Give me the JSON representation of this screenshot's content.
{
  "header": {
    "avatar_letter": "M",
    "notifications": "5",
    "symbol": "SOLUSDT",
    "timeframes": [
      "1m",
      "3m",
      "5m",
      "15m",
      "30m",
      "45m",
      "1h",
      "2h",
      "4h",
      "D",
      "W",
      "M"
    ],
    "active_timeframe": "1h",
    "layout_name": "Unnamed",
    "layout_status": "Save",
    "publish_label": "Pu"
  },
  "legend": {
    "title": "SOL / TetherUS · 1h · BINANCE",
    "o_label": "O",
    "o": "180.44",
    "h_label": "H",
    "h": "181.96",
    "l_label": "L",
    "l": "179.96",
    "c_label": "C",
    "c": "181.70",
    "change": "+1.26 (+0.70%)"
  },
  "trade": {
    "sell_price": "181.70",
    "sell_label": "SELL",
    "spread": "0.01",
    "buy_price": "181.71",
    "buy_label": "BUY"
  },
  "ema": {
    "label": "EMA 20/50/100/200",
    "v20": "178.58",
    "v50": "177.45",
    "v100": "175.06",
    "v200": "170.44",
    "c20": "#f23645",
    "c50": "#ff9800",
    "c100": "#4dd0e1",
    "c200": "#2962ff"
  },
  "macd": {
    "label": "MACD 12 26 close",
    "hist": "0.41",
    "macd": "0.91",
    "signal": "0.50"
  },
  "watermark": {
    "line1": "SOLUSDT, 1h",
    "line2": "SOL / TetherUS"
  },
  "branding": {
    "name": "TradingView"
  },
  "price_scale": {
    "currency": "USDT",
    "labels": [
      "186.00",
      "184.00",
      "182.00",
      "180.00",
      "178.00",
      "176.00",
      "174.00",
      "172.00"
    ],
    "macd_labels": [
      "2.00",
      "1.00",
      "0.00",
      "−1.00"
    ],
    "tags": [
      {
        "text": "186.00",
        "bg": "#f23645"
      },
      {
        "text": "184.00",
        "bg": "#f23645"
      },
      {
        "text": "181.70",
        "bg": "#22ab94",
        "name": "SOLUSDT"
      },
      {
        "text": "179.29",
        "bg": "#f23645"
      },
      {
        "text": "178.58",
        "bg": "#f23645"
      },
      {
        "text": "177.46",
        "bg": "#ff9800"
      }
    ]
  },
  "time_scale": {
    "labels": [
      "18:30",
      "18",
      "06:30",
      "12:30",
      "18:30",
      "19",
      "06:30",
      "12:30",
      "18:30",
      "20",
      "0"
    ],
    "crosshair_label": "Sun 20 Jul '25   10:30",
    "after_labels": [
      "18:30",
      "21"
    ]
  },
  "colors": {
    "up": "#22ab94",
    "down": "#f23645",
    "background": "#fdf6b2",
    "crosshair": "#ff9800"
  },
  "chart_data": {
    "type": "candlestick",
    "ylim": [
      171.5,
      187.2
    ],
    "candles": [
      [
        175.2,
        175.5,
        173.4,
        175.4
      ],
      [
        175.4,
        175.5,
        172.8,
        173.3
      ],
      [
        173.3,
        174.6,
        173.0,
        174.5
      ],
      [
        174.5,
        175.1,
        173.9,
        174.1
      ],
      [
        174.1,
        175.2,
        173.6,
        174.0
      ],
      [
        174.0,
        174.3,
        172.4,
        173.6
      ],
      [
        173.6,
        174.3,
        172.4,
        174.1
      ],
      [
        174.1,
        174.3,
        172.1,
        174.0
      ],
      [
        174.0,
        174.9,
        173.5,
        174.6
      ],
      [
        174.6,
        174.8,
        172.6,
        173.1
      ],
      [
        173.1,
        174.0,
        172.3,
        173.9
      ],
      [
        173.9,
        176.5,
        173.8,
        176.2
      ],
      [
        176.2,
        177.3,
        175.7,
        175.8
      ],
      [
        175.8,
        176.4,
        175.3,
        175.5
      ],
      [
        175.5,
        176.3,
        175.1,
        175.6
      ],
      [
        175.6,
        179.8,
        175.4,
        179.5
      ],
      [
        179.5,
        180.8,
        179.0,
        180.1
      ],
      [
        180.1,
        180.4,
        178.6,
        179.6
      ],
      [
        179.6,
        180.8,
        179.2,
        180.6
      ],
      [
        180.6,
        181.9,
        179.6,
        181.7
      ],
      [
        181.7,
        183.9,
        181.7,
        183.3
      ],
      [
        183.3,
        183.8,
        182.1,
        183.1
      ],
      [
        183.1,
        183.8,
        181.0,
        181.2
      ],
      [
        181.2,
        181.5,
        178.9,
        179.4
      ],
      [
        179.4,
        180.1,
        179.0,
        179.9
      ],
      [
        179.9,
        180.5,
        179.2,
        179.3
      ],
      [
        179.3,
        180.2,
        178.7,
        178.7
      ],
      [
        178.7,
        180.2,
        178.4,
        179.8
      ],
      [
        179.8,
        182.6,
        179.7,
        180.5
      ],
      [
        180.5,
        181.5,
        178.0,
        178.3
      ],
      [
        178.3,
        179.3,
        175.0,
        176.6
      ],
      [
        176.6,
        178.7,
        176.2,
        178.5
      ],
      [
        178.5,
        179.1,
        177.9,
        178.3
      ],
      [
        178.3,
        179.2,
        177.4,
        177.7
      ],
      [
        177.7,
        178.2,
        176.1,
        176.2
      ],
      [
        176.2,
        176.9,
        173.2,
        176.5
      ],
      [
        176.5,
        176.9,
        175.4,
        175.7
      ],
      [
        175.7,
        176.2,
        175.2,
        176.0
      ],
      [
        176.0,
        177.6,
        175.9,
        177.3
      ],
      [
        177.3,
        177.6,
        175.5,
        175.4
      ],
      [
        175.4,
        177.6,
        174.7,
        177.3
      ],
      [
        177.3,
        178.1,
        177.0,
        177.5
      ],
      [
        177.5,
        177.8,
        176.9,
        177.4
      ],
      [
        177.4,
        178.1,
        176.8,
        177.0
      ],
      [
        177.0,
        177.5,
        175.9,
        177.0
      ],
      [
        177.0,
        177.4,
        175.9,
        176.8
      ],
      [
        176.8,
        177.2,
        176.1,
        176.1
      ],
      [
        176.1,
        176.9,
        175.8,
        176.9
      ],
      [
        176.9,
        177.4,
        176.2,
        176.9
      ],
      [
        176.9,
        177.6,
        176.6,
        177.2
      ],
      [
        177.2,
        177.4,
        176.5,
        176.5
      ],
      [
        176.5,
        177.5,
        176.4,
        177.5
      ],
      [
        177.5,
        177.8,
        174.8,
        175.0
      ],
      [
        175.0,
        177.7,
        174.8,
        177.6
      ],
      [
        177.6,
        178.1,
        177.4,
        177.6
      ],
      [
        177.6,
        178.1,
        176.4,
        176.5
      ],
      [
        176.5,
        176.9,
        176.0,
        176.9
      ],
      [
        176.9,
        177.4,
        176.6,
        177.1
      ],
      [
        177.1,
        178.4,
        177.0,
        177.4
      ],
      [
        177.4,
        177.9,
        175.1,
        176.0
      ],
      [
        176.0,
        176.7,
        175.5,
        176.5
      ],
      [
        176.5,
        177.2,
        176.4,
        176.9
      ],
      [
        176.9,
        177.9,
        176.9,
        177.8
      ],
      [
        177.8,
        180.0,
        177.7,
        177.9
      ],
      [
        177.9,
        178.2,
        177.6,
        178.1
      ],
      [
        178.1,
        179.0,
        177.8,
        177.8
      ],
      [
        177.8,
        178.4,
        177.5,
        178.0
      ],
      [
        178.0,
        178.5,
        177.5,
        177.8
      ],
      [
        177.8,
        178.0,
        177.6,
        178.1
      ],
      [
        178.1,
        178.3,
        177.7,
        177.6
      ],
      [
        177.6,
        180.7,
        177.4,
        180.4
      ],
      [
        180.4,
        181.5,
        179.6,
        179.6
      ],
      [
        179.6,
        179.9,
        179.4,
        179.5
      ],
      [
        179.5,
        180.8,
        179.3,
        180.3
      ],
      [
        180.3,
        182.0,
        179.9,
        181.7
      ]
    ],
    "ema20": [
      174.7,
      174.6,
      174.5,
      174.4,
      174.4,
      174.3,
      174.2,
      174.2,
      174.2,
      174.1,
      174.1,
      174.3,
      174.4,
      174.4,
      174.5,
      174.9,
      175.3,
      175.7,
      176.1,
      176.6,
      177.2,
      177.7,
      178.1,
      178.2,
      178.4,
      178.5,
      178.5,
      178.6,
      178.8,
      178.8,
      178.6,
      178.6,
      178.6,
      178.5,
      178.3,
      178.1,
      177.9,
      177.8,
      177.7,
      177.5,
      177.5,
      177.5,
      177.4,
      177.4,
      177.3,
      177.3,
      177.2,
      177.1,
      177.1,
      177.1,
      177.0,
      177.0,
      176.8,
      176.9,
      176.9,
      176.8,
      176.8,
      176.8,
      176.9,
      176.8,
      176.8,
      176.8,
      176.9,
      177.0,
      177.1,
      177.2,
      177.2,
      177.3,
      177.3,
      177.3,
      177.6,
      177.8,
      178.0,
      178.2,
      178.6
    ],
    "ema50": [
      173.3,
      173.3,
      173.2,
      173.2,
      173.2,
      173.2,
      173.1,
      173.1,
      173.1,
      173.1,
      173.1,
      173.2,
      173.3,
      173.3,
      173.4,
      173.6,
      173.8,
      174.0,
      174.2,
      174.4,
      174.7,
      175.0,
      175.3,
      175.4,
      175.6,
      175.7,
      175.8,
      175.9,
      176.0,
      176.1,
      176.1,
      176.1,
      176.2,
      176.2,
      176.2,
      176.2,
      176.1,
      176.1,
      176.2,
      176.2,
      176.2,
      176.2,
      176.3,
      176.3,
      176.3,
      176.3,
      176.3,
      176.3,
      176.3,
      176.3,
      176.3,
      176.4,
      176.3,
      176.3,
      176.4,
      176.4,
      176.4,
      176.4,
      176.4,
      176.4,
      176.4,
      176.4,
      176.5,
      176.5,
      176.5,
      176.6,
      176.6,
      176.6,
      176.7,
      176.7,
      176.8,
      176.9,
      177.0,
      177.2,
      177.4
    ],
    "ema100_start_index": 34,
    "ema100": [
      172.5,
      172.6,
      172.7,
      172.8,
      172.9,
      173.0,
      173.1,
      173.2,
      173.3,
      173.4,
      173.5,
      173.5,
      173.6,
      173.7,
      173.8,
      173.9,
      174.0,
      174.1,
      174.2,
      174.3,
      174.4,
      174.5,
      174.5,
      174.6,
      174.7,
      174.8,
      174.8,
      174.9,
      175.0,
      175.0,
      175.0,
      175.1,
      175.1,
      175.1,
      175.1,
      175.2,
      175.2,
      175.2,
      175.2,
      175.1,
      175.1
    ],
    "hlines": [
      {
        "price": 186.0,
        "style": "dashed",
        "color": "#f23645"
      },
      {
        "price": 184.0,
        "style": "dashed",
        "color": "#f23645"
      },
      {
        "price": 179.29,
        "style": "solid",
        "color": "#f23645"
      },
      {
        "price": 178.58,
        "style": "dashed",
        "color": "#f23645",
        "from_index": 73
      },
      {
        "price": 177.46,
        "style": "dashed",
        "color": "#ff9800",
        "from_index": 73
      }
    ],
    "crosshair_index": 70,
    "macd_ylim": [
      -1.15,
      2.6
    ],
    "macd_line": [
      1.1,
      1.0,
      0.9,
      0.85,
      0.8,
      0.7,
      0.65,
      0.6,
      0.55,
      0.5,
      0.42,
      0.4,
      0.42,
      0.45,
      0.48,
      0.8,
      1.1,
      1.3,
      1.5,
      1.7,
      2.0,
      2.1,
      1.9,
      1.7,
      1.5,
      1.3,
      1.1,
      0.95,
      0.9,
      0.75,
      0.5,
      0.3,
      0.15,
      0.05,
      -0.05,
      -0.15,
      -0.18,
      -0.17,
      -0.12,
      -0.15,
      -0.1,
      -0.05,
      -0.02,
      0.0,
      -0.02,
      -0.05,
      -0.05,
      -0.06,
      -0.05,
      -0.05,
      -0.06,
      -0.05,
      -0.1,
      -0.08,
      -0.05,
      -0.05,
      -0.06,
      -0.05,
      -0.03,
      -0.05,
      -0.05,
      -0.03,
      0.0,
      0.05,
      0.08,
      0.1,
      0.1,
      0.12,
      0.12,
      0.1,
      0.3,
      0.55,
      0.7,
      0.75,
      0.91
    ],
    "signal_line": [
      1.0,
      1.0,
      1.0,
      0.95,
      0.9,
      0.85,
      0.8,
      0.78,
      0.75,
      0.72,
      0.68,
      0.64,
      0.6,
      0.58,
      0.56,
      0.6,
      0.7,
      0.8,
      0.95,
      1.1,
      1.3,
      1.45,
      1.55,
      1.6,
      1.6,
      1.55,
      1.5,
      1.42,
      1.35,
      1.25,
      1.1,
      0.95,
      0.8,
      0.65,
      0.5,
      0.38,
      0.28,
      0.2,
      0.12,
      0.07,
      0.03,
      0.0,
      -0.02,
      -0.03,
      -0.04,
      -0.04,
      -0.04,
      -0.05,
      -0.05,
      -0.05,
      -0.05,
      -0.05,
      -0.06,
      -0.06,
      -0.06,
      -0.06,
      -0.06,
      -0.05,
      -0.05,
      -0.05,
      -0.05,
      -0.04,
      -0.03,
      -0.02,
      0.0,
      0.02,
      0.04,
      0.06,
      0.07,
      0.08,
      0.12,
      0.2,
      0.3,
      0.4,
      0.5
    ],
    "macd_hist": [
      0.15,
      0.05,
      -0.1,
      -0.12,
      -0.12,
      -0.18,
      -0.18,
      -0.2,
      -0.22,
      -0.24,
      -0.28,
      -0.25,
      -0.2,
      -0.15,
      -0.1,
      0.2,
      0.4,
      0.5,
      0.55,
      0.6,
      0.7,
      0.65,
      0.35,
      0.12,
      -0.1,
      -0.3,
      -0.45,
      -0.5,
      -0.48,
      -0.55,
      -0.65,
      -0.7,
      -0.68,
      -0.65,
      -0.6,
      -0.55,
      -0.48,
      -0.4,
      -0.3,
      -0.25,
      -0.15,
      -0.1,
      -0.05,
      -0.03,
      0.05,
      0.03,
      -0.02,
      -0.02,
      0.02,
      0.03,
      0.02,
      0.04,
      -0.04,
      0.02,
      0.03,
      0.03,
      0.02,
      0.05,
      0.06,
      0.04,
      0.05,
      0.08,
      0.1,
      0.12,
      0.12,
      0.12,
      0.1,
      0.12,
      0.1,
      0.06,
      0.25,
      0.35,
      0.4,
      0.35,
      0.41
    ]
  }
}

• • • •

▶ Task objective
Copy every single line of the material above that holds "SOLUSDT".

▶ Solution
    "symbol": "SOLUSDT",
    "line1": "SOLUSDT, 1h",
        "name": "SOLUSDT"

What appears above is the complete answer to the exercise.